> **Exercise aim**: Filter the listing below, copying every line in which the word "data" appears.
________
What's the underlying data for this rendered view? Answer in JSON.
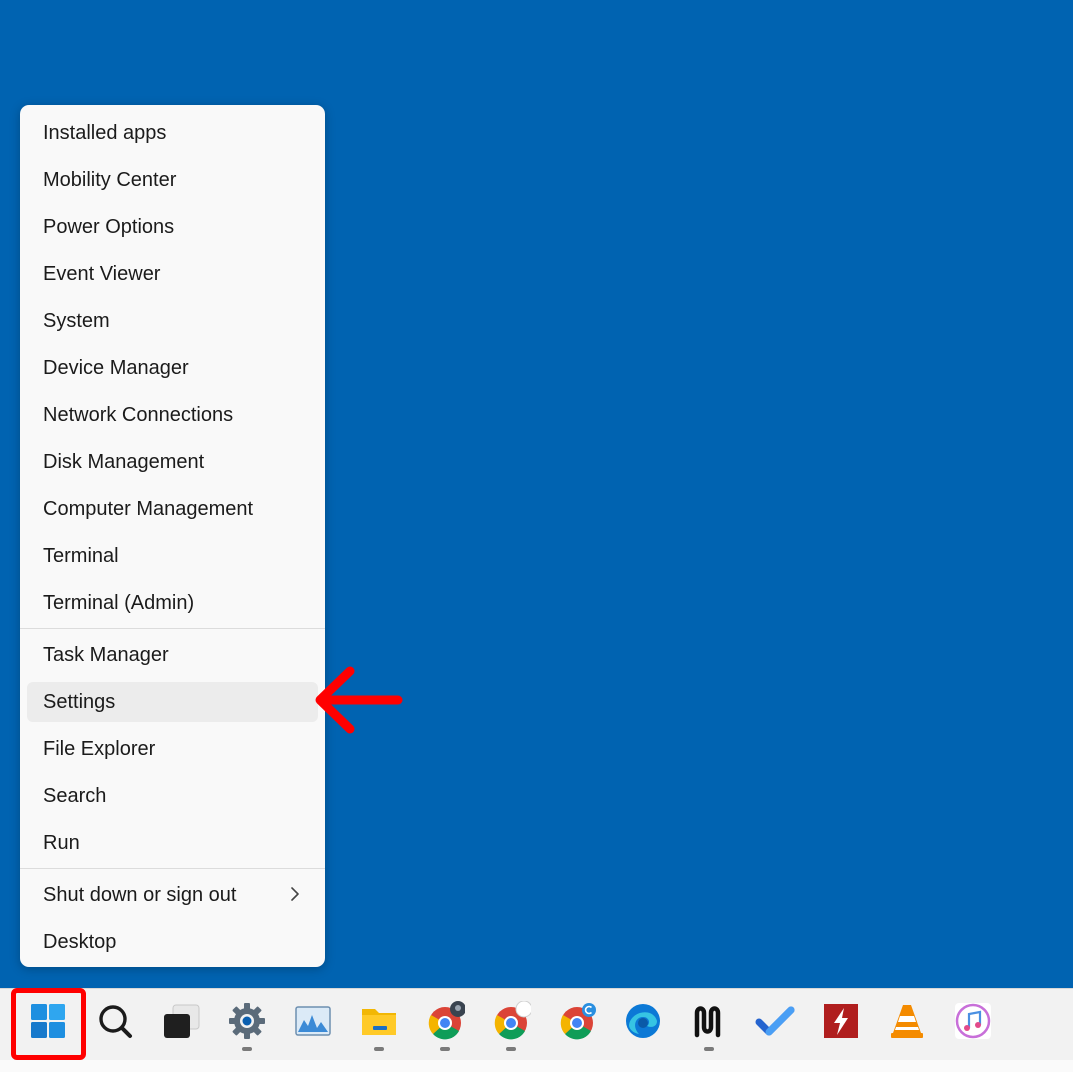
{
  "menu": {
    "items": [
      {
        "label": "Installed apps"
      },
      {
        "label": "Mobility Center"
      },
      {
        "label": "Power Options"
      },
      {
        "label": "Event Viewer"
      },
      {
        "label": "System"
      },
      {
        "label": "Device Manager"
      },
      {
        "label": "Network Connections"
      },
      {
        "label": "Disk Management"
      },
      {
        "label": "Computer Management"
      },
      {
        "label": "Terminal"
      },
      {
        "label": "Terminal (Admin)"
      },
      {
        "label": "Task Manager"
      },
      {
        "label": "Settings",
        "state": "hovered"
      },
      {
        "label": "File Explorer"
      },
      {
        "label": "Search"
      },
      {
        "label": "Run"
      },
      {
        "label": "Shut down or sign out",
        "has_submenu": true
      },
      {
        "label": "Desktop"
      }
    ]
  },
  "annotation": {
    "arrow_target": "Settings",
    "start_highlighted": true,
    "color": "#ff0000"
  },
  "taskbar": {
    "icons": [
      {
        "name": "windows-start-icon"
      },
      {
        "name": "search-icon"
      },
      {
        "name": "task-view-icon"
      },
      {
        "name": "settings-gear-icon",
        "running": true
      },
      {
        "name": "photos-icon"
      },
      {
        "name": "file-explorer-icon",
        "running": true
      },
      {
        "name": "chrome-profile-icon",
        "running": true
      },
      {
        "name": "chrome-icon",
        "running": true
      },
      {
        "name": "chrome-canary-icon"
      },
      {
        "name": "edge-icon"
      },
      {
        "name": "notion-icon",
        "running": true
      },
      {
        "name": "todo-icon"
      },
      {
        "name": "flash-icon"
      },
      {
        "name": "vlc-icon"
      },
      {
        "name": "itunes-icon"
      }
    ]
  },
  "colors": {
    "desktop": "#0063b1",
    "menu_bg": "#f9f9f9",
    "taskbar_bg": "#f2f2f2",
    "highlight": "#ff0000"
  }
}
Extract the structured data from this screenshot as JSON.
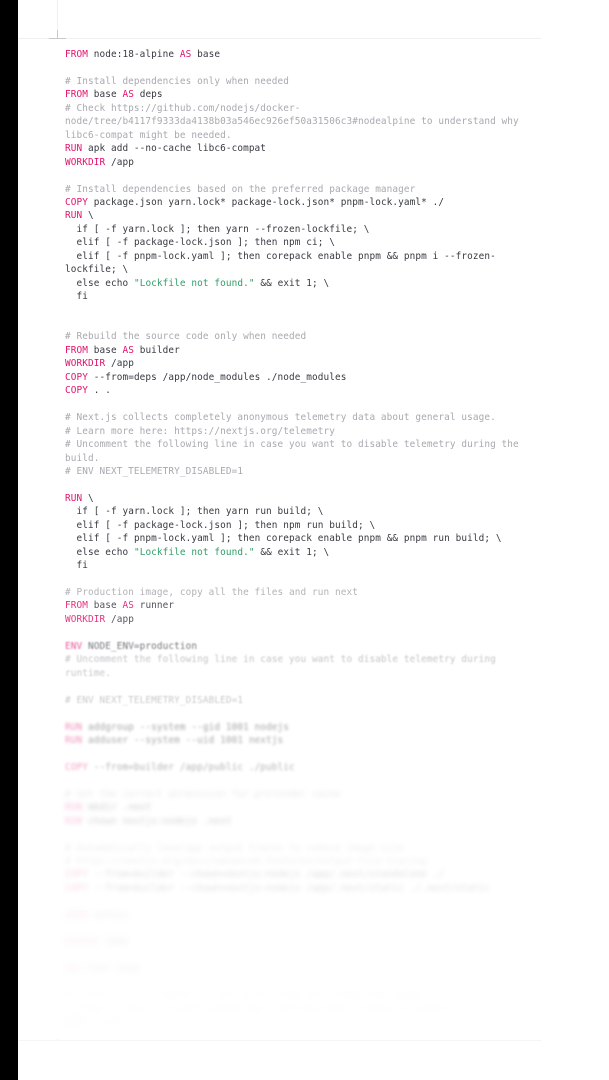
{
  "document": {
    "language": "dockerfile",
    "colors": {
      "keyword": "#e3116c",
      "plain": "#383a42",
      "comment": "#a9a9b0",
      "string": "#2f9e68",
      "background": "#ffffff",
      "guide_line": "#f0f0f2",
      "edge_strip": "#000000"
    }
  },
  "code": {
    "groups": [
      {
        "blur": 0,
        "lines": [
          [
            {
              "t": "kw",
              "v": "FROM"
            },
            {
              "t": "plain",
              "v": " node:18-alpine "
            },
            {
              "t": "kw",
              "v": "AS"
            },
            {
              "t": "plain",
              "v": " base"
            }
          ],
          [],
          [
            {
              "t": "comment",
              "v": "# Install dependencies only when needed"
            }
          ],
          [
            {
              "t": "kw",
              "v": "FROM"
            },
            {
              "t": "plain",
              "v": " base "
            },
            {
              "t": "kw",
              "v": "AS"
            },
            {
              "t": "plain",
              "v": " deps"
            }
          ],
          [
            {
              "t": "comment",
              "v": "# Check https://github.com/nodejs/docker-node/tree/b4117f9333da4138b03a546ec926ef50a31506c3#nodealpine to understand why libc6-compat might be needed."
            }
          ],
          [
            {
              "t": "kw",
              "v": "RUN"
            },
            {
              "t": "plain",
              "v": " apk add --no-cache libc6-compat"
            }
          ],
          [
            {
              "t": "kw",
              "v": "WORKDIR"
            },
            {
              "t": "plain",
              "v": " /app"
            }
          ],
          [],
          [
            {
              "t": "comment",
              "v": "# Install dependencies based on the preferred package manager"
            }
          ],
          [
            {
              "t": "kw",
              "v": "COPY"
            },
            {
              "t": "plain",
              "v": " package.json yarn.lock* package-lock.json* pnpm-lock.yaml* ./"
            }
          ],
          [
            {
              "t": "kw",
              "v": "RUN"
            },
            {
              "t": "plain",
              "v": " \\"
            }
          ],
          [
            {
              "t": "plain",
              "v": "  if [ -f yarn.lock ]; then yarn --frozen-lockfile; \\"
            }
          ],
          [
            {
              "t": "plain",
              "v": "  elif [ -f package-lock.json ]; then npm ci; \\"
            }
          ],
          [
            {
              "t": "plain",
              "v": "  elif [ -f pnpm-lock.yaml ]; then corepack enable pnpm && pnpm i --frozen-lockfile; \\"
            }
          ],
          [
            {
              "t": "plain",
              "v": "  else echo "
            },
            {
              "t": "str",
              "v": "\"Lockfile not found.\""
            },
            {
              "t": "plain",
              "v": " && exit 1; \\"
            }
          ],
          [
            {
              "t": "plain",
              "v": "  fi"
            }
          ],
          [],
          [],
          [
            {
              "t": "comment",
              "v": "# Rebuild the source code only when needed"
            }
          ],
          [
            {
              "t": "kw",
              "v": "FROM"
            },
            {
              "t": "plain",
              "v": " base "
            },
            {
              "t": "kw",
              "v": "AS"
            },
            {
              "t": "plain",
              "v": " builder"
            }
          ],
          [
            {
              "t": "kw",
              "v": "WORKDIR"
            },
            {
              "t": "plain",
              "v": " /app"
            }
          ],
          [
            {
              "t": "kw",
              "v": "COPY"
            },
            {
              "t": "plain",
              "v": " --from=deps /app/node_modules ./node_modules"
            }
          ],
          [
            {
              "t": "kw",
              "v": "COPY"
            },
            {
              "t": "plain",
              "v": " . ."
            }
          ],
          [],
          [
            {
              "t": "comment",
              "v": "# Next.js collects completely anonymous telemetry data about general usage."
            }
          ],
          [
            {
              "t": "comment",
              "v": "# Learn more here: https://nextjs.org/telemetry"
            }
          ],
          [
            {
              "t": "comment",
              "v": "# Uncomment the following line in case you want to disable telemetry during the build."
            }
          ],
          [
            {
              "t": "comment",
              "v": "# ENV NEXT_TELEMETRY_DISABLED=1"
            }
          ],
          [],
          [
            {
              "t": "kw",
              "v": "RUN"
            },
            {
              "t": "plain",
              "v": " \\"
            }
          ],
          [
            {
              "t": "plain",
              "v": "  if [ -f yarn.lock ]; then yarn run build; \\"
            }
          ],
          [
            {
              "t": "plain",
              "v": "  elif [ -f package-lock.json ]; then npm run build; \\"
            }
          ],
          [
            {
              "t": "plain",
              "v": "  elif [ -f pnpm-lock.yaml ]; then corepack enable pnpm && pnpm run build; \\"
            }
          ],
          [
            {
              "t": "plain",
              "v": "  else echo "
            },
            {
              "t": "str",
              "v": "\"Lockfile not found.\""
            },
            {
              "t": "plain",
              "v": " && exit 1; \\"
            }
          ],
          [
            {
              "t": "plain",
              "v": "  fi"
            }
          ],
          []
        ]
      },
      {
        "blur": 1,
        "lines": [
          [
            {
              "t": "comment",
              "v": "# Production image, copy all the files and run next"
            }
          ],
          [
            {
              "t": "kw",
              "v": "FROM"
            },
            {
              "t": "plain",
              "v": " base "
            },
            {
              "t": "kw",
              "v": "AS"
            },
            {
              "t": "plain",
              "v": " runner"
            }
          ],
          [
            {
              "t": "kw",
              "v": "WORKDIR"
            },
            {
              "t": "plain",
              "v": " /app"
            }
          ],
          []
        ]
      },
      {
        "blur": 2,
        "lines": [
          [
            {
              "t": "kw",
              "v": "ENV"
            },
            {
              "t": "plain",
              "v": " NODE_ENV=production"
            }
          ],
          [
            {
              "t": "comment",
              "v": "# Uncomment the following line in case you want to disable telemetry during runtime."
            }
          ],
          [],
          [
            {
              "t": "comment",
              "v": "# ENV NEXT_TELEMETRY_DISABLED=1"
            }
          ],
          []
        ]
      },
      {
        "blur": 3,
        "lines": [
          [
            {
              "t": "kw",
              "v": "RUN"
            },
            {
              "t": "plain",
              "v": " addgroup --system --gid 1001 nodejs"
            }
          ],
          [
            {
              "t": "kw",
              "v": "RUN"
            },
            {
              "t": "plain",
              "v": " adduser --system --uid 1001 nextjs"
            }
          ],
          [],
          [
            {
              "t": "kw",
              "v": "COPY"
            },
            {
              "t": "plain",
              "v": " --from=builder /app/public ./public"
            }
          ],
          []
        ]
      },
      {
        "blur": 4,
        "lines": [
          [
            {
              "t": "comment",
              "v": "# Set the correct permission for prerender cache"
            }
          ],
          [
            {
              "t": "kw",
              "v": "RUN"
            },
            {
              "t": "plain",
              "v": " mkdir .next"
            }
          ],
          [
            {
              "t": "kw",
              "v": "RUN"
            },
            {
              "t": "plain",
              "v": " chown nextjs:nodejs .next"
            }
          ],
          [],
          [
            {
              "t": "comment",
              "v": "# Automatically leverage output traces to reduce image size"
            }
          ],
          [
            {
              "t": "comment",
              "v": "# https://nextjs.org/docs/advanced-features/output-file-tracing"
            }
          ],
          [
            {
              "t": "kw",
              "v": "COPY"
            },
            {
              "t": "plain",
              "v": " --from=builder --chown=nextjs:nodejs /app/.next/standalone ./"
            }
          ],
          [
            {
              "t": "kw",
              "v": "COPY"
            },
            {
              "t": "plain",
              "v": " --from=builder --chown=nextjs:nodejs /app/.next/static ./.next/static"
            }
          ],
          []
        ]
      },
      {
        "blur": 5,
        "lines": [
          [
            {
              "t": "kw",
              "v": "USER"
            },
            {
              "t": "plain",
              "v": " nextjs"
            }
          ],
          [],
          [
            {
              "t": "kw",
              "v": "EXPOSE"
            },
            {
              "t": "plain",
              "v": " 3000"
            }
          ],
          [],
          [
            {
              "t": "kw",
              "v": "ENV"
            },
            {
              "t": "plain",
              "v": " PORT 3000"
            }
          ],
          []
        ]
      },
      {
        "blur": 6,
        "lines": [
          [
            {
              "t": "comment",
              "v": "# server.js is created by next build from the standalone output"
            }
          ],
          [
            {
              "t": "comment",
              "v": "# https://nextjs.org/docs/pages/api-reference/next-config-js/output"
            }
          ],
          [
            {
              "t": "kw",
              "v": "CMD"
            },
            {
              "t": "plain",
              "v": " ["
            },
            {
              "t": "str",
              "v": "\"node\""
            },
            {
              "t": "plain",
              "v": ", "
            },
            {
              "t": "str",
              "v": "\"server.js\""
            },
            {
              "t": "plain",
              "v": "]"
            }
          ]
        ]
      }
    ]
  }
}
________
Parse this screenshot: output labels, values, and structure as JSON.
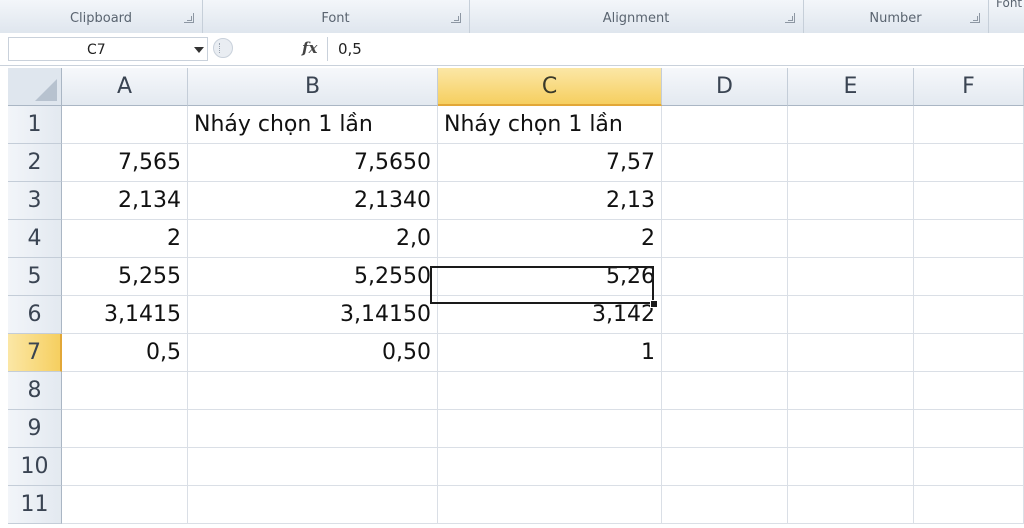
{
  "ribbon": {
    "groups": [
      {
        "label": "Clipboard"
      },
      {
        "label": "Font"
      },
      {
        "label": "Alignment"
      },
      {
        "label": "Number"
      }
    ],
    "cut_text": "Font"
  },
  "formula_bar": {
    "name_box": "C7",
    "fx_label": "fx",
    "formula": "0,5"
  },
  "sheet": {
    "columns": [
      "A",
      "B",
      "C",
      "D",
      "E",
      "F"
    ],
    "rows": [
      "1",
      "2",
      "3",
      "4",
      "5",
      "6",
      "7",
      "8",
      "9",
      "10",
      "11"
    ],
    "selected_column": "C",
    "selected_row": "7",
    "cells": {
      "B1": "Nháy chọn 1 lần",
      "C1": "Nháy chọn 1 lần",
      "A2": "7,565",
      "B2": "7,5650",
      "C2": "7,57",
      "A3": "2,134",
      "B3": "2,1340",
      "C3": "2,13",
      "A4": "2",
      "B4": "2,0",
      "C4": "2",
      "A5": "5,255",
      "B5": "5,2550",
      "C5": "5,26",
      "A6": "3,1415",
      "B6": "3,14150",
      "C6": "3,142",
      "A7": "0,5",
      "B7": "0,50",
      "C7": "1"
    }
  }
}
________
> **The result**:
What's the underlying data for this rendered view? Answer in JSON.
Extract the structured data from this screenshot as JSON.
              "v": "# Next.js collects completely anonymous telemetry data about general usage."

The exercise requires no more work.